Figure data in JSON:
============
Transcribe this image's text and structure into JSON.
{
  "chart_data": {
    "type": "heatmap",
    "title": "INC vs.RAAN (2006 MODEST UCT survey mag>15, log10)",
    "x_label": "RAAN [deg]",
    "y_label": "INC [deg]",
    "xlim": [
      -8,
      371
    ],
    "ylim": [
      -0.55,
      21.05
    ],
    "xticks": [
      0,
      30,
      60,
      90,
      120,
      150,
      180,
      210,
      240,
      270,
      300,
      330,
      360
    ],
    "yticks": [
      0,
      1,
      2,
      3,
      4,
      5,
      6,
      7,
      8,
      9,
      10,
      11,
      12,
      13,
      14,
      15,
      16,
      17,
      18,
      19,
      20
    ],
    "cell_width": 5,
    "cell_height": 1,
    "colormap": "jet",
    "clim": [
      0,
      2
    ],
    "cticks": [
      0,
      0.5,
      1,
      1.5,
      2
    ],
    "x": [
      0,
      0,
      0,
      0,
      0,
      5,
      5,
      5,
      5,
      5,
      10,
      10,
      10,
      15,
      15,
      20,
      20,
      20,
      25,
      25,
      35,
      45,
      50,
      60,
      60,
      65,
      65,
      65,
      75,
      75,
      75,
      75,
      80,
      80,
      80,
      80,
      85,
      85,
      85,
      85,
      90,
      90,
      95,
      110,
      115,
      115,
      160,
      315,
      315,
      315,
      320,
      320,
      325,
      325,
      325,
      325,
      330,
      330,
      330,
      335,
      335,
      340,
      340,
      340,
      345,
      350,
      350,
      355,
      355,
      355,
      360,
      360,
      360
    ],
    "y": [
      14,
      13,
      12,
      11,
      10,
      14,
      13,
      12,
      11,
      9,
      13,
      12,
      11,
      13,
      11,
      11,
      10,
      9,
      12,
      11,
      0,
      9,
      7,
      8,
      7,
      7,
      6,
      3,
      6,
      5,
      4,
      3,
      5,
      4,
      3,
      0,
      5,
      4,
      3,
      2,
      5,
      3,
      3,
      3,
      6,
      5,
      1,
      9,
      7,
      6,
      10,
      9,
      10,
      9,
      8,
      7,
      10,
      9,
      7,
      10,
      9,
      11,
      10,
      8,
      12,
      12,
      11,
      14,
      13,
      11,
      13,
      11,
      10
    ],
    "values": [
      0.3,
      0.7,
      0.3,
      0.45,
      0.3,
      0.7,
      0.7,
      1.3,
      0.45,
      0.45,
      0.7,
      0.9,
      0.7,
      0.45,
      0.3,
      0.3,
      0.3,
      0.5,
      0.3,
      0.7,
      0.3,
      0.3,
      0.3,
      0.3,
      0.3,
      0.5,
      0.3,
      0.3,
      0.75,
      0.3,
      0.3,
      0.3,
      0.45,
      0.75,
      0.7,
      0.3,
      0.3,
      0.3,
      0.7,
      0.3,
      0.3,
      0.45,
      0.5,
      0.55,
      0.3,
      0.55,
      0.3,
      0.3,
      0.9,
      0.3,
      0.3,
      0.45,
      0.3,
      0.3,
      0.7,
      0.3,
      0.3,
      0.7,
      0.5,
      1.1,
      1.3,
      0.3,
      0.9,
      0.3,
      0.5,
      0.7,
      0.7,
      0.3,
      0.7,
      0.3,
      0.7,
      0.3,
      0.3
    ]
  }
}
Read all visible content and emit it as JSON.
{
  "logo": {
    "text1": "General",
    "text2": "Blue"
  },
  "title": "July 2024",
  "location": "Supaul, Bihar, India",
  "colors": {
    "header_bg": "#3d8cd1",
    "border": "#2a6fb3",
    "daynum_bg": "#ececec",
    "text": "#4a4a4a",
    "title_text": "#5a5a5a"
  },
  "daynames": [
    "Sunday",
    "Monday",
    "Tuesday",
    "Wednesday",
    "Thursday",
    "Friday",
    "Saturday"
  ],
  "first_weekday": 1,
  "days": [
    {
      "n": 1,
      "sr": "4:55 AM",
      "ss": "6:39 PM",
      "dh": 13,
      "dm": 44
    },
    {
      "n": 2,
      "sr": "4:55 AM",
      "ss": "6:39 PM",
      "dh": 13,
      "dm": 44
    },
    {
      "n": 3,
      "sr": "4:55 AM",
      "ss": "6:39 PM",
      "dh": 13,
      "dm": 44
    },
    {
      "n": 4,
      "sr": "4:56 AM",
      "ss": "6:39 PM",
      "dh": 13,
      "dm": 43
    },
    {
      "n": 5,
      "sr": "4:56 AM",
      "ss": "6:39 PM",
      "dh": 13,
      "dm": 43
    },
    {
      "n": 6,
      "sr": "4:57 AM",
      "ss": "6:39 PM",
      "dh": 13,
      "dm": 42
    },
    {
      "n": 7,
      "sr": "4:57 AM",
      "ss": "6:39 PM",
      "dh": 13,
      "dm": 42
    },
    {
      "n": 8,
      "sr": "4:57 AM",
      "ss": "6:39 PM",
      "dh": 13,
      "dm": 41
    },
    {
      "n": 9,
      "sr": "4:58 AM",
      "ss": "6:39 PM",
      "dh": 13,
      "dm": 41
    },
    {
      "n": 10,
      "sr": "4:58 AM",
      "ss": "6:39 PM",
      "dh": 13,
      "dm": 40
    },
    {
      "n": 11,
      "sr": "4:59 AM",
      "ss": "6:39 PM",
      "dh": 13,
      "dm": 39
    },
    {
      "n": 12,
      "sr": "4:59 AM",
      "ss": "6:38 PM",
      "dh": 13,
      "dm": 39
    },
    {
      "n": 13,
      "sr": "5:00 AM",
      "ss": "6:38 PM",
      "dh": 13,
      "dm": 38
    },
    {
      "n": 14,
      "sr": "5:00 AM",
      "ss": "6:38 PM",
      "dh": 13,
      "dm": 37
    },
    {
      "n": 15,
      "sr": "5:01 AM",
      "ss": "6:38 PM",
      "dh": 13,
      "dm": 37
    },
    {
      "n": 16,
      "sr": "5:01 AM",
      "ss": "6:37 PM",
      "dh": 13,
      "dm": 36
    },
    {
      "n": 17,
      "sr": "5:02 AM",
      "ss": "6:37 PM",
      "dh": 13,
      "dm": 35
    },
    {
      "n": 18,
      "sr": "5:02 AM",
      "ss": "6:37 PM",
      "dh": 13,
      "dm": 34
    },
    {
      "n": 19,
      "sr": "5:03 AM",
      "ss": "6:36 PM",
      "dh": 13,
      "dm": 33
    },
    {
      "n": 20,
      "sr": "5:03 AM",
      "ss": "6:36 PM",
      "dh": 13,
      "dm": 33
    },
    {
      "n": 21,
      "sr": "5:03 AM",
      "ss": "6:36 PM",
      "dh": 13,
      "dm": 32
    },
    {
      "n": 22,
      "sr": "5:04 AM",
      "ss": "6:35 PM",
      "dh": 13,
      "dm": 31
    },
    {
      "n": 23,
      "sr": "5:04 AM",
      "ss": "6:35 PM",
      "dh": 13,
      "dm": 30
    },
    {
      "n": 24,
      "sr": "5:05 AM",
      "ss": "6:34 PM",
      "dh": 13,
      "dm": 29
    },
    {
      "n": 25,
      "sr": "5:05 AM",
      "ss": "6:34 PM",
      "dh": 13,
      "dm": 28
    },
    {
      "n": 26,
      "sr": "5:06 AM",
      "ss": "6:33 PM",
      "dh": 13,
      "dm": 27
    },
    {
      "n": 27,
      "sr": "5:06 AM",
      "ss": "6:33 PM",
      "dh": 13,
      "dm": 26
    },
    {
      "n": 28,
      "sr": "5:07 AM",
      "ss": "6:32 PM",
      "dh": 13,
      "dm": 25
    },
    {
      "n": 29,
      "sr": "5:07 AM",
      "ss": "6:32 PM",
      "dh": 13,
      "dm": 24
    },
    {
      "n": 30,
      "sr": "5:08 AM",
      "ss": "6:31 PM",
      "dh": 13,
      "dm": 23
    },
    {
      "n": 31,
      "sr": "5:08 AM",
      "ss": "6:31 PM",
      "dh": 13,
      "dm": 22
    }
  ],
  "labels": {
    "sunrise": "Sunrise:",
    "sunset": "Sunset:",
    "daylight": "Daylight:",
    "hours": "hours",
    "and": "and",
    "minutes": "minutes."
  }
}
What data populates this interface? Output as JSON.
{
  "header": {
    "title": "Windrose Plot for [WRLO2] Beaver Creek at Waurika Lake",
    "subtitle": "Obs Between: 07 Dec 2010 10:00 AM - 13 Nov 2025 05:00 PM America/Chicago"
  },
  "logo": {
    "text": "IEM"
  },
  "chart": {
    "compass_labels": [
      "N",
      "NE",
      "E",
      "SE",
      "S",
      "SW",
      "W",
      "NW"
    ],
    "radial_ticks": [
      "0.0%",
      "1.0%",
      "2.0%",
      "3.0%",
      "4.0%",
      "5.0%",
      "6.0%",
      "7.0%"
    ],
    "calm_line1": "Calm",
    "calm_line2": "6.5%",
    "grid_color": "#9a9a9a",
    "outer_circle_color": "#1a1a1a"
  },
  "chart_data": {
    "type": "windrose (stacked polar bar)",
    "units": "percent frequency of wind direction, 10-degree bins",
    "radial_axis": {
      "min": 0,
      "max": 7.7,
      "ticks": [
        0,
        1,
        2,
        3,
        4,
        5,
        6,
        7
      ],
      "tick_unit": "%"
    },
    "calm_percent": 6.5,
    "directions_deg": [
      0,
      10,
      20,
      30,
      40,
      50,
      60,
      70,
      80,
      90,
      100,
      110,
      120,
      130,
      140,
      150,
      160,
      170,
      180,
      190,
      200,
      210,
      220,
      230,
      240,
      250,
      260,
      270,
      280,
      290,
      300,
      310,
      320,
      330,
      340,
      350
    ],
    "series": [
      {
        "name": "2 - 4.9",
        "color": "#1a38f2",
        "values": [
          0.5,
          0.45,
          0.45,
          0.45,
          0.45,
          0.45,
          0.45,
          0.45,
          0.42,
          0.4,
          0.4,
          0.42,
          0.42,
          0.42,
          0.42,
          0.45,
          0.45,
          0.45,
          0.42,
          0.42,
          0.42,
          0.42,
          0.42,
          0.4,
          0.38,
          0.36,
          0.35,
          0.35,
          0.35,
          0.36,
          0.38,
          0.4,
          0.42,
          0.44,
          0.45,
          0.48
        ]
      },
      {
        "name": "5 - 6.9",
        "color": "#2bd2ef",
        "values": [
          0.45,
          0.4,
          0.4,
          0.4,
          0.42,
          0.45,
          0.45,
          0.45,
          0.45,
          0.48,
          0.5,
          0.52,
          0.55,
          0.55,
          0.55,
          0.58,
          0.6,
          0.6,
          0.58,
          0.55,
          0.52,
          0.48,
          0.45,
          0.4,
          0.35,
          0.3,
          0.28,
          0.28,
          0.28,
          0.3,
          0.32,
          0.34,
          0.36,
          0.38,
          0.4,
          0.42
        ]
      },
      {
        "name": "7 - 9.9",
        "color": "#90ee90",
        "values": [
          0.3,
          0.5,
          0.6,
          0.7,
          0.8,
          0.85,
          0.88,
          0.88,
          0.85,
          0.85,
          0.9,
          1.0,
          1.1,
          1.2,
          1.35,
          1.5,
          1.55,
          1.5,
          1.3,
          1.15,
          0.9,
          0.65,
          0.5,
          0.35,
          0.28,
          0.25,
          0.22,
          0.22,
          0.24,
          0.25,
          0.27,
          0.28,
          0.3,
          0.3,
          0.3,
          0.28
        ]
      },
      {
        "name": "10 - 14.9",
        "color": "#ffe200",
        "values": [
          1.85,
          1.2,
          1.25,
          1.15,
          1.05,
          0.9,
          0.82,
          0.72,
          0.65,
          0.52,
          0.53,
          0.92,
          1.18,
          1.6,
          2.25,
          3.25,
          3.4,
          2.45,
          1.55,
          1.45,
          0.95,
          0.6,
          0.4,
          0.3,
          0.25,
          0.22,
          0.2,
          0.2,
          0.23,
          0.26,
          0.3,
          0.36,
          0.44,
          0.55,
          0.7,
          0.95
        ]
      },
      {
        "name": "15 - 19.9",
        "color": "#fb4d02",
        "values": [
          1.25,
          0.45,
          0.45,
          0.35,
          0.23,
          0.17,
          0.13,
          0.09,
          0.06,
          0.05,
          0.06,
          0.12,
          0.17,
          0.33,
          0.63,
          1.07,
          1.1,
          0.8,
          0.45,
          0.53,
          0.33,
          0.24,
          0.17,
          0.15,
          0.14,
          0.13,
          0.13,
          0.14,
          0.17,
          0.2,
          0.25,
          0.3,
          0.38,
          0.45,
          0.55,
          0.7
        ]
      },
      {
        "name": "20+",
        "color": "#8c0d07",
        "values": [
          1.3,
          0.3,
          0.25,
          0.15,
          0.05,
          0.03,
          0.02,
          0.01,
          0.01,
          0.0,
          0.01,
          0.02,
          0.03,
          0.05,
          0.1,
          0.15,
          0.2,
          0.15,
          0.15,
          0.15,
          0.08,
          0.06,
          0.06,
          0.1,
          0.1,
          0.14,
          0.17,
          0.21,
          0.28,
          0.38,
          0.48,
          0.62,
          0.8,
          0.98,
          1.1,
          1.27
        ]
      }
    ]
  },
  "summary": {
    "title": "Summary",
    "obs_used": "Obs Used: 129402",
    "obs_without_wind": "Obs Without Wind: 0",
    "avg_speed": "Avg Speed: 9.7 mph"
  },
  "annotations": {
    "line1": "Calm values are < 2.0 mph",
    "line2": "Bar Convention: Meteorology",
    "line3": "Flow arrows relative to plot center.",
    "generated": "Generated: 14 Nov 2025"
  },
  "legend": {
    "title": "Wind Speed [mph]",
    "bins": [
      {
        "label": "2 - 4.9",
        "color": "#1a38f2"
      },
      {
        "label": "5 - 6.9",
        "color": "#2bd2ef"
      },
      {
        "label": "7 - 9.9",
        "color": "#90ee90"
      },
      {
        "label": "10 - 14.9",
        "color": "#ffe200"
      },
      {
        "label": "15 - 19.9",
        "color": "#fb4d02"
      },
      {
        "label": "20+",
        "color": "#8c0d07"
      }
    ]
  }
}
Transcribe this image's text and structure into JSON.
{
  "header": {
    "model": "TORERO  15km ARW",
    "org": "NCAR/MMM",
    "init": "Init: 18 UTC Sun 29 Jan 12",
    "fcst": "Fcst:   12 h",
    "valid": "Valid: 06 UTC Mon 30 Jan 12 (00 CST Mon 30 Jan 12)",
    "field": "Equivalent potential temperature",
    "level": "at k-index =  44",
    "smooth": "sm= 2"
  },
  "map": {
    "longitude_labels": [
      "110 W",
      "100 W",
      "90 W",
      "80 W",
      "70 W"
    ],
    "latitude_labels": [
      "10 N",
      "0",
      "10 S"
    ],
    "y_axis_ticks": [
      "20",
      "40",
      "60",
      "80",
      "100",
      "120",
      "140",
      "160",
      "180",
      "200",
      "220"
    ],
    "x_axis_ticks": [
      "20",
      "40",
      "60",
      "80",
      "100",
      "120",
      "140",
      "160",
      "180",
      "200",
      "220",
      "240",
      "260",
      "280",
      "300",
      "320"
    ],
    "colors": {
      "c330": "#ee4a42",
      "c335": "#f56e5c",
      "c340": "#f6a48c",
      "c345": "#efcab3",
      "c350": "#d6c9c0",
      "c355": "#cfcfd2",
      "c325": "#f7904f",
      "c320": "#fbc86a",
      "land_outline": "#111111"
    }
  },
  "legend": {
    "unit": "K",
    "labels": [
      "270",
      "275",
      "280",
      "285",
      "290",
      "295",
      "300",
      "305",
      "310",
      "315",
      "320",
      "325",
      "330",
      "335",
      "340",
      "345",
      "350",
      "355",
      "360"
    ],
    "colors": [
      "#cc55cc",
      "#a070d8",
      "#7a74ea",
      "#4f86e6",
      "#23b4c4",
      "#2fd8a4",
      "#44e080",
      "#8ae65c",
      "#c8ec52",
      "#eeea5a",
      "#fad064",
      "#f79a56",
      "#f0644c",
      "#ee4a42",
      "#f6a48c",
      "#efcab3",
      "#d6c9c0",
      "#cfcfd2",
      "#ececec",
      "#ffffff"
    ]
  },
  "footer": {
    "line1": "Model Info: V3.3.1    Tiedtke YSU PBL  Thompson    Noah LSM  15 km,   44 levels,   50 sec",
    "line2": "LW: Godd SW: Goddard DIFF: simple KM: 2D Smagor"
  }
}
============
YOUR OBJECTIVE:
Read the data above and pull out each line that holds the string "RAAN".

SOLUTION FOR THIS PROBLEM:
    "title": "INC vs.RAAN (2006 MODEST UCT survey mag>15, log10)",
    "x_label": "RAAN [deg]",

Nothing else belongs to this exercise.